* **DESCRIPTION OF THE TASK**
Check each line of the records below and collect those holding "PWSZ".

* **SUPPLIED DATA**
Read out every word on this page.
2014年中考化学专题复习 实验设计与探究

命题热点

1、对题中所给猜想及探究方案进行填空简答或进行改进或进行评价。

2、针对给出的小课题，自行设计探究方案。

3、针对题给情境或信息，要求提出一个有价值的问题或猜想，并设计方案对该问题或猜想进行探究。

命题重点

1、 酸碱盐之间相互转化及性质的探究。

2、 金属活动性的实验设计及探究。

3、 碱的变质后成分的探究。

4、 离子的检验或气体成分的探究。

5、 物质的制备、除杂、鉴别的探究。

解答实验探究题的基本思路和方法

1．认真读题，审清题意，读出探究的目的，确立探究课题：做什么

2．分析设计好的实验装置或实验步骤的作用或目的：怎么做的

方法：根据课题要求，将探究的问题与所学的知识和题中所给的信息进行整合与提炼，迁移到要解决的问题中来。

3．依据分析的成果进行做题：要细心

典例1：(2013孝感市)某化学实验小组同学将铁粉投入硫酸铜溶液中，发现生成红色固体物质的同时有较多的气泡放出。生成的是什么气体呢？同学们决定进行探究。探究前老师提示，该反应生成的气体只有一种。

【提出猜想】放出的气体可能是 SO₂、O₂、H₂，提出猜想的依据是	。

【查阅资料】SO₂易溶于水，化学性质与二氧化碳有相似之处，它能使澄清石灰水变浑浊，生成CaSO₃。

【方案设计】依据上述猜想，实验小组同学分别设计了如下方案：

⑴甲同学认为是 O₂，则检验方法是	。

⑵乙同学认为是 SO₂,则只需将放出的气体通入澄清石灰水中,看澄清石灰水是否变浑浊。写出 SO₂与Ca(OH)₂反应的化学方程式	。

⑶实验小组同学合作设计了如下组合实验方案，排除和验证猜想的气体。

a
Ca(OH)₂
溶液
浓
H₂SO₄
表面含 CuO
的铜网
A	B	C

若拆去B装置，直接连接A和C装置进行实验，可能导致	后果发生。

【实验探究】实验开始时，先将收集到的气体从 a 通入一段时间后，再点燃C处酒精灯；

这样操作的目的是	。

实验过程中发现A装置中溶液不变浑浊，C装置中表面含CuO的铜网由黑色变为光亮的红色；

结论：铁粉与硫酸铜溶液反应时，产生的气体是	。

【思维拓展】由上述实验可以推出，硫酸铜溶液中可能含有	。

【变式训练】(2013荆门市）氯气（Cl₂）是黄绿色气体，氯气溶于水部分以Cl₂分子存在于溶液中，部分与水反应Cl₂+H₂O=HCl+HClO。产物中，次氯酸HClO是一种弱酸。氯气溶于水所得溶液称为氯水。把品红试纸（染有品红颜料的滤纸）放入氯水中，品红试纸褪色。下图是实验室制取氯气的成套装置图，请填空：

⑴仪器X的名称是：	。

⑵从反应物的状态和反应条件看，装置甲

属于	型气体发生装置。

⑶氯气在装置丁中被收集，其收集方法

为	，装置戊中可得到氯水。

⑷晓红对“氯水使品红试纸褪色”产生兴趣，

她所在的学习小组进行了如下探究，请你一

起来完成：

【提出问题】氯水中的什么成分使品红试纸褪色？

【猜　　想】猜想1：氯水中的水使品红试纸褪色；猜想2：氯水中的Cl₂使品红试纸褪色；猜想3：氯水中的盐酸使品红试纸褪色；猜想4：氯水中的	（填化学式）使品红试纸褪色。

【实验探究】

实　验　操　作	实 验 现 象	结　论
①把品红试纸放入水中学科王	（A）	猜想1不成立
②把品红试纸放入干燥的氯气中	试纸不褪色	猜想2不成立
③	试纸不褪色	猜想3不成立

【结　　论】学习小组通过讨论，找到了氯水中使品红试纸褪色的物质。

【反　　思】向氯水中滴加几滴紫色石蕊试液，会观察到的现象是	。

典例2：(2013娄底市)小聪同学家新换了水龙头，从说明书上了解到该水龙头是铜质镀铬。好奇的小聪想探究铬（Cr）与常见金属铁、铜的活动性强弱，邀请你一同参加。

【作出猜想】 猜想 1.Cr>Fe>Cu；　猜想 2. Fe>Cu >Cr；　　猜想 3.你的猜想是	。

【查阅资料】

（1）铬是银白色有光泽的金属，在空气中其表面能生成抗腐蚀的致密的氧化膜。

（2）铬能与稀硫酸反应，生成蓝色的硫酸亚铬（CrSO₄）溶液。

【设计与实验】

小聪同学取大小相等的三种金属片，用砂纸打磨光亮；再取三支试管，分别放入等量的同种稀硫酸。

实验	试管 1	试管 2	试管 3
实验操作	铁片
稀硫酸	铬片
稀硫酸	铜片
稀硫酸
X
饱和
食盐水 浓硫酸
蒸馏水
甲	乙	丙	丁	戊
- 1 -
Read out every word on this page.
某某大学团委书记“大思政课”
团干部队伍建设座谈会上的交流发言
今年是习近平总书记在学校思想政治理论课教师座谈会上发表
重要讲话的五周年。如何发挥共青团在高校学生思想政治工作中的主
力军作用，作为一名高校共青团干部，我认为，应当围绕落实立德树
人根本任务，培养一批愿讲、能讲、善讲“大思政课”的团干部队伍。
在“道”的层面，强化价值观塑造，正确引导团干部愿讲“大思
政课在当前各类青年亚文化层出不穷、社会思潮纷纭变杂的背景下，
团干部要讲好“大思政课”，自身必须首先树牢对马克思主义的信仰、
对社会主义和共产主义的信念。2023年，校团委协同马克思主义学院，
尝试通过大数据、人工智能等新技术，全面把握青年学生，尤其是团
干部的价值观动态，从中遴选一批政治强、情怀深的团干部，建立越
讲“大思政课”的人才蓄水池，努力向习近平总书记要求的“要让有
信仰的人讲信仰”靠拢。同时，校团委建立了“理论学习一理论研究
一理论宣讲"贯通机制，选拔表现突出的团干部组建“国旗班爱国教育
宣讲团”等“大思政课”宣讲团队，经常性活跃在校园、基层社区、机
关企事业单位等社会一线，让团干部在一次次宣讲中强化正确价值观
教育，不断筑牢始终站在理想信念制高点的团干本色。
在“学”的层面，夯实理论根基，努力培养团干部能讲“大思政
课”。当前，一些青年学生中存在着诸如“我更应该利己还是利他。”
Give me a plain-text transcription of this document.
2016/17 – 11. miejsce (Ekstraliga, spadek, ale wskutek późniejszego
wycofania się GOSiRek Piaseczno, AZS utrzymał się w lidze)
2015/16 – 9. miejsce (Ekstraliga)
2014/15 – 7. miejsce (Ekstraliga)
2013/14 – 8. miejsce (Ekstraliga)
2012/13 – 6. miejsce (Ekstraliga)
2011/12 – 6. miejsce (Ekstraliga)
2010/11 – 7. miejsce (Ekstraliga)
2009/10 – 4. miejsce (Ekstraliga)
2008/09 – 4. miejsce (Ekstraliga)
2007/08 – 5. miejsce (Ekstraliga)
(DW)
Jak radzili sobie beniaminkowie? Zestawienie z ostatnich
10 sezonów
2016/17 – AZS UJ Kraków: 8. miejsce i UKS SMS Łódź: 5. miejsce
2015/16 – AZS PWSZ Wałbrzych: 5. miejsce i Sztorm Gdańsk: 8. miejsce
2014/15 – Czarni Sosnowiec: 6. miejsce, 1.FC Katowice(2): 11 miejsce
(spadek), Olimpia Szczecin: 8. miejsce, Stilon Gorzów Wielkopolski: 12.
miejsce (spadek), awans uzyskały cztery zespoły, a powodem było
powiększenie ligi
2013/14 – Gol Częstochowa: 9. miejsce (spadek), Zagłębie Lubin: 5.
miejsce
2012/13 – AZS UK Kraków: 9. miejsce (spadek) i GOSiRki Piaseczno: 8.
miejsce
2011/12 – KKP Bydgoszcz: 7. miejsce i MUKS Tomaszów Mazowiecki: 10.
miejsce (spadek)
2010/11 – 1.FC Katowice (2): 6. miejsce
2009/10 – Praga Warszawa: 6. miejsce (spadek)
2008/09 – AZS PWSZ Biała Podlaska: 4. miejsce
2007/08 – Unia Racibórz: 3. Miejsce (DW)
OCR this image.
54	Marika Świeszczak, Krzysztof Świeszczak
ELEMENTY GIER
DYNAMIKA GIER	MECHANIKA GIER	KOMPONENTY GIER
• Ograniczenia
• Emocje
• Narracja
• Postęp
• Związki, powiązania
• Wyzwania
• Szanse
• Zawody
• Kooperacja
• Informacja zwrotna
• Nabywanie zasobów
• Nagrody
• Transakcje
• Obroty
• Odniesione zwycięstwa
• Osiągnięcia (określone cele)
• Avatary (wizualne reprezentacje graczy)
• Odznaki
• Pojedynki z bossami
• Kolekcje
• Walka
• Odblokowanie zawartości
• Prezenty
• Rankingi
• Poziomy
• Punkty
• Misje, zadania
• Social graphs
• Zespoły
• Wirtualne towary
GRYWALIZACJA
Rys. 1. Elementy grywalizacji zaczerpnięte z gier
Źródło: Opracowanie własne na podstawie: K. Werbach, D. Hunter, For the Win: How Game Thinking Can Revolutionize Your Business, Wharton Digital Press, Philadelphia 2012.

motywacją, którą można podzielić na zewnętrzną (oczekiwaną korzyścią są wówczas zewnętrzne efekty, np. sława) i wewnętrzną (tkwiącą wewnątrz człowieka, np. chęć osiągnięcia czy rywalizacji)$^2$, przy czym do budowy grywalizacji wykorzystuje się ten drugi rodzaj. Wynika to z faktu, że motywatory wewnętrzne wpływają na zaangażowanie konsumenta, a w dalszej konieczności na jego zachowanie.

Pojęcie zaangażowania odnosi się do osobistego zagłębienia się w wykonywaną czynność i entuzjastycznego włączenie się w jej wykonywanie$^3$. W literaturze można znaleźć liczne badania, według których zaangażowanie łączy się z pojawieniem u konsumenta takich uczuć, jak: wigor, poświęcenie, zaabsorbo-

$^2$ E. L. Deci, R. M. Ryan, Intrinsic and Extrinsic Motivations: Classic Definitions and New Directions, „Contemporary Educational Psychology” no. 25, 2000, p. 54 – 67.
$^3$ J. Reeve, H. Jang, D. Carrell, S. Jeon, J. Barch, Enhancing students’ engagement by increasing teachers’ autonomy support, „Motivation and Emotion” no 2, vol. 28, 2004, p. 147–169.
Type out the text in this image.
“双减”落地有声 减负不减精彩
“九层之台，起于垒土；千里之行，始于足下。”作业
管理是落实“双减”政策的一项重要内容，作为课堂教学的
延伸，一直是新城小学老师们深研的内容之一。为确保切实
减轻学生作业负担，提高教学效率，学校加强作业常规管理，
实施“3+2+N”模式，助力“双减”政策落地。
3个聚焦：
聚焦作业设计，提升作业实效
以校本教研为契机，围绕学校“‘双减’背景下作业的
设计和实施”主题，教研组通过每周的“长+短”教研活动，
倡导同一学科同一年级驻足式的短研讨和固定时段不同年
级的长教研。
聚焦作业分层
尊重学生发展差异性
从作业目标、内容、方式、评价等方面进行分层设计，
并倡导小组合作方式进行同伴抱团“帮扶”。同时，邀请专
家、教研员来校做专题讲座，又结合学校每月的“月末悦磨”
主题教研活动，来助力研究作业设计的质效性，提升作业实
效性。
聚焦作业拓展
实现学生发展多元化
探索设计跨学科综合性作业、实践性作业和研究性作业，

* **OUTPUT OF THE EXERCISE**
2015/16 – AZS PWSZ Wałbrzych: 5. miejsce i Sztorm Gdańsk: 8. miejsce
2008/09 – AZS PWSZ Biała Podlaska: 4. miejsce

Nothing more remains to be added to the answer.